# Text section
━━━━

By the late 1960′s in Britain, there were a string of films dealing with the subject of married men falling for teenaged girls, and the focus of British cinema had shifted somewhat from the dour black and white realism of the British New Wave of films like Saturday Night and Sunday Morning or The Loneliness of the Long Distance Runner to more colorful landscapes and happy-go-lucky themes.
Further inspection of these films, however, reveals a direct line running straight from the New Wave. They did not abandon realism for candy-colored escapism, as most critics of the time had inferred, but, rather, that realism was updated and adapted to the new era. There were now copious amounts of new ideals and social upheavals coming to the fore, not the least of which were sexual freedoms and, as was looming on the horizon, economic instabilities that would lower the boom on the swinging sixties.
Oddly enough, this looming fear of things to come seemed to be inherent in the art of the day by the end of the decade just as it is in Gerry O’Hara’s 1969 film, All the Right Noises. O’Hara, known more for his work as an assistant director on such renowned projects as Tom Jones, The L-Shaped Room, and Anastasia, would direct several “personal” projects over the course of his career; All the Right Noises was one of them.
Starring a young Olivia Hussey in her first post-Romeo and Juliet role and Tom Bell still known for his critically acclaimed turn in 1962′s The L-Shaped Room, All the Right Noises tells of Len (Bell) an electrician and married father of two working as a stagehand who falls in love with the fifteen-years-and-eleven-month-old Val (Hussey), an actress in the theatre company he is hired on to. The two have an affair even after Len finds out that Val is under the age of consent (which is 16 in the UK, by the way) when he sees her in her school uniform.

━━━━

# Data rows
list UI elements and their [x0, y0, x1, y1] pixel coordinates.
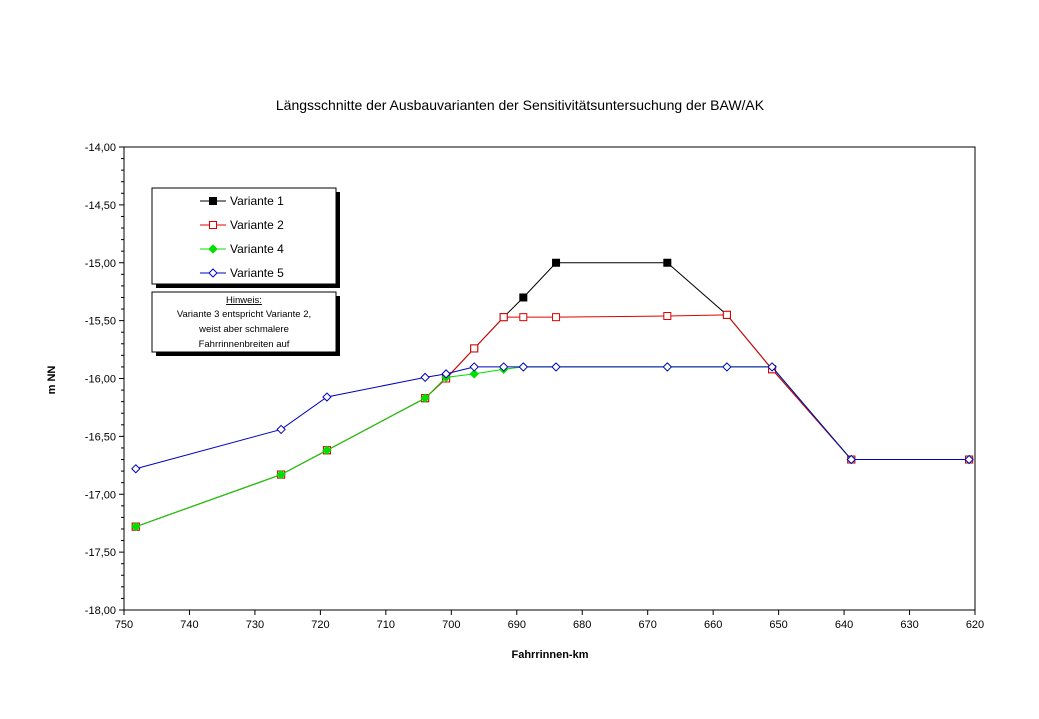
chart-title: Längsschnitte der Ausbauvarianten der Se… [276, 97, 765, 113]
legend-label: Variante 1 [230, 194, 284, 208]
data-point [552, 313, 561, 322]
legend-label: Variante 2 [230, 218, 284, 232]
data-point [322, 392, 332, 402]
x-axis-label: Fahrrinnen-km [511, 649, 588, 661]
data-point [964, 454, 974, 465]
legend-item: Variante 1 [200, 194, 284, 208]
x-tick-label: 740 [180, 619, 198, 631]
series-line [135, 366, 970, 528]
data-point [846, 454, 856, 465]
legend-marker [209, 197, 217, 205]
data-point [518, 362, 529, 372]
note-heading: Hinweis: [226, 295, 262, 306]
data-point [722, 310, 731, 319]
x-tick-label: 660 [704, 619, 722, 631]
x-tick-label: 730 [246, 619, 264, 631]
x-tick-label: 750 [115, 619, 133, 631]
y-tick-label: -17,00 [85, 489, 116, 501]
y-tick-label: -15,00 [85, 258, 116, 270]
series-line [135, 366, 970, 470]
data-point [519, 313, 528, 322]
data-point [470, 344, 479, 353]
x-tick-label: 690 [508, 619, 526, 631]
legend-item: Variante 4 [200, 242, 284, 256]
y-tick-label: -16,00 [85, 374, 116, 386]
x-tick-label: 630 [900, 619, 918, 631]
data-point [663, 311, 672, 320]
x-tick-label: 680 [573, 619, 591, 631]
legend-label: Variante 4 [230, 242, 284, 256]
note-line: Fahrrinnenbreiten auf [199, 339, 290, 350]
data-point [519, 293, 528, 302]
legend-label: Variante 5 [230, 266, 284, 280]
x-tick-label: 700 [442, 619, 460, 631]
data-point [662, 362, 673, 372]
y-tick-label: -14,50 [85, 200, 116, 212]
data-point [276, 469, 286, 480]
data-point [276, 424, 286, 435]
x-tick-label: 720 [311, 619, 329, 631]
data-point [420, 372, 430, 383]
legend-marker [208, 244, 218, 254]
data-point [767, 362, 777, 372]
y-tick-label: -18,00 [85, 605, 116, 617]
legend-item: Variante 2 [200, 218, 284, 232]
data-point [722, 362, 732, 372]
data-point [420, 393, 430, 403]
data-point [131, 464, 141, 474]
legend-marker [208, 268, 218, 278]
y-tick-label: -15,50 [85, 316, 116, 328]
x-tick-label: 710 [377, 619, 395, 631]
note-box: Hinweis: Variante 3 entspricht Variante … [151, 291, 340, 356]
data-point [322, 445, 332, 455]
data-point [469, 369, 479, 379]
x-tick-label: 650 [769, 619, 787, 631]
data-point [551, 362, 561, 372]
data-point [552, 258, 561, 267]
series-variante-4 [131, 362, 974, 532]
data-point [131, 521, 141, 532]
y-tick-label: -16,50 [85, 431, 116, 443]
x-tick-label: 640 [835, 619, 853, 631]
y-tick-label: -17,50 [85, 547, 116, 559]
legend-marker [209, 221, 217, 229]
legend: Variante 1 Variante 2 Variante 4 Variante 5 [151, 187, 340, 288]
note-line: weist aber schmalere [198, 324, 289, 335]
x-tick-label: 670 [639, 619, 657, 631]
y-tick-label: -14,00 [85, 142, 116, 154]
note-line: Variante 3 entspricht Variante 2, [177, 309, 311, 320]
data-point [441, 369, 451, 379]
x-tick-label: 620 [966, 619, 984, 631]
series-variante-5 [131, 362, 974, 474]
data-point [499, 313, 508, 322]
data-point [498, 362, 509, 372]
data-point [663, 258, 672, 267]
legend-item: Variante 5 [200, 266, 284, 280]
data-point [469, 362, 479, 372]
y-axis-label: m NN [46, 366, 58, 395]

━━━━

# Work to do
1. In the film essay, what work does Len do?
2. Translate this sentence from the film essay into Spanish: "Further inspection of these films, however, reveals a direct line running straight from the New Wave."
3. Set down the passage of the film essay between "Oddly enough, this" and "one of them.", inclusive, copying it character for character.

# Exercise results
1. Len is an electrician working as a stagehand.

2. Sin embargo, un examen más detenido de estas películas revela una línea directa que viene sin desvíos de la Nueva Ola.

3.
Oddly enough, this looming fear of things to come seemed to be inherent in the art of the day by the end of the decade just as it is in Gerry O’Hara’s 1969 film, All the Right Noises. O’Hara, known more for his work as an assistant director on such renowned projects as Tom Jones, The L-Shaped Room, and Anastasia, would direct several “personal” projects over the course of his career; All the Right Noises was one of them.